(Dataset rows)
+++++
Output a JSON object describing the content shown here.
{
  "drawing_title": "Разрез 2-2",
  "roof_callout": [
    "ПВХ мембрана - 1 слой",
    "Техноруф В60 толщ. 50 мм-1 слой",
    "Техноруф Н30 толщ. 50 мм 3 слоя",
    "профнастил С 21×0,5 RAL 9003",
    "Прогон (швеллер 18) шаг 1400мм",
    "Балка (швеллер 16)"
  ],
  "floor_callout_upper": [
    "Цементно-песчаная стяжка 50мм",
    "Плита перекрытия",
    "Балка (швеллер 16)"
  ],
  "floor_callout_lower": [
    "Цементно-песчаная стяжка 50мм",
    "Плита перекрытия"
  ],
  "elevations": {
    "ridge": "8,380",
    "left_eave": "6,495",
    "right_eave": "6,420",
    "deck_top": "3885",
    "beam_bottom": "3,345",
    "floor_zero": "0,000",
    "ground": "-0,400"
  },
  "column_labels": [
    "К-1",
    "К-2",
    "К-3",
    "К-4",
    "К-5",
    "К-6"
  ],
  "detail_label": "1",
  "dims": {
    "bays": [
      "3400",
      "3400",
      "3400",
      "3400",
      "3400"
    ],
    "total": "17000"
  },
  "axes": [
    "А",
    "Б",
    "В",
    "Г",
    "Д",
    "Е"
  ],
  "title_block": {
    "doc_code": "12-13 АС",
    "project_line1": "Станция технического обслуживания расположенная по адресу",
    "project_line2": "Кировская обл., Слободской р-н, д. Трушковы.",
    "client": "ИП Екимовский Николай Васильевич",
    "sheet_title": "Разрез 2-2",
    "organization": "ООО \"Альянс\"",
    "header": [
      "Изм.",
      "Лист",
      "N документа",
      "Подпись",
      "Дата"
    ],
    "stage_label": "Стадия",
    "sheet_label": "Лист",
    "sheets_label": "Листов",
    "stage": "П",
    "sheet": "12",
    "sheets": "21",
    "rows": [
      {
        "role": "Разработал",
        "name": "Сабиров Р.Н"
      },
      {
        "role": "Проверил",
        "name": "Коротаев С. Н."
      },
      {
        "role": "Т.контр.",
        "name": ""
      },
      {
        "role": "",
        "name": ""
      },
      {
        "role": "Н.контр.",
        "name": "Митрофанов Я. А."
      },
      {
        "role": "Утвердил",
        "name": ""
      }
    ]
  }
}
+++++
*WRITTEN PROBLEM*
Please repeat the listing above in full and exactly.

*ANSWER FOR THE TASK*
Output a JSON object describing the content shown here.
{
  "drawing_title": "Разрез 2-2",
  "roof_callout": [
    "ПВХ мембрана - 1 слой",
    "Техноруф В60 толщ. 50 мм-1 слой",
    "Техноруф Н30 толщ. 50 мм 3 слоя",
    "профнастил С 21×0,5 RAL 9003",
    "Прогон (швеллер 18) шаг 1400мм",
    "Балка (швеллер 16)"
  ],
  "floor_callout_upper": [
    "Цементно-песчаная стяжка 50мм",
    "Плита перекрытия",
    "Балка (швеллер 16)"
  ],
  "floor_callout_lower": [
    "Цементно-песчаная стяжка 50мм",
    "Плита перекрытия"
  ],
  "elevations": {
    "ridge": "8,380",
    "left_eave": "6,495",
    "right_eave": "6,420",
    "deck_top": "3885",
    "beam_bottom": "3,345",
    "floor_zero": "0,000",
    "ground": "-0,400"
  },
  "column_labels": [
    "К-1",
    "К-2",
    "К-3",
    "К-4",
    "К-5",
    "К-6"
  ],
  "detail_label": "1",
  "dims": {
    "bays": [
      "3400",
      "3400",
      "3400",
      "3400",
      "3400"
    ],
    "total": "17000"
  },
  "axes": [
    "А",
    "Б",
    "В",
    "Г",
    "Д",
    "Е"
  ],
  "title_block": {
    "doc_code": "12-13 АС",
    "project_line1": "Станция технического обслуживания расположенная по адресу",
    "project_line2": "Кировская обл., Слободской р-н, д. Трушковы.",
    "client": "ИП Екимовский Николай Васильевич",
    "sheet_title": "Разрез 2-2",
    "organization": "ООО \"Альянс\"",
    "header": [
      "Изм.",
      "Лист",
      "N документа",
      "Подпись",
      "Дата"
    ],
    "stage_label": "Стадия",
    "sheet_label": "Лист",
    "sheets_label": "Листов",
    "stage": "П",
    "sheet": "12",
    "sheets": "21",
    "rows": [
      {
        "role": "Разработал",
        "name": "Сабиров Р.Н"
      },
      {
        "role": "Проверил",
        "name": "Коротаев С. Н."
      },
      {
        "role": "Т.контр.",
        "name": ""
      },
      {
        "role": "",
        "name": ""
      },
      {
        "role": "Н.контр.",
        "name": "Митрофанов Я. А."
      },
      {
        "role": "Утвердил",
        "name": ""
      }
    ]
  }
}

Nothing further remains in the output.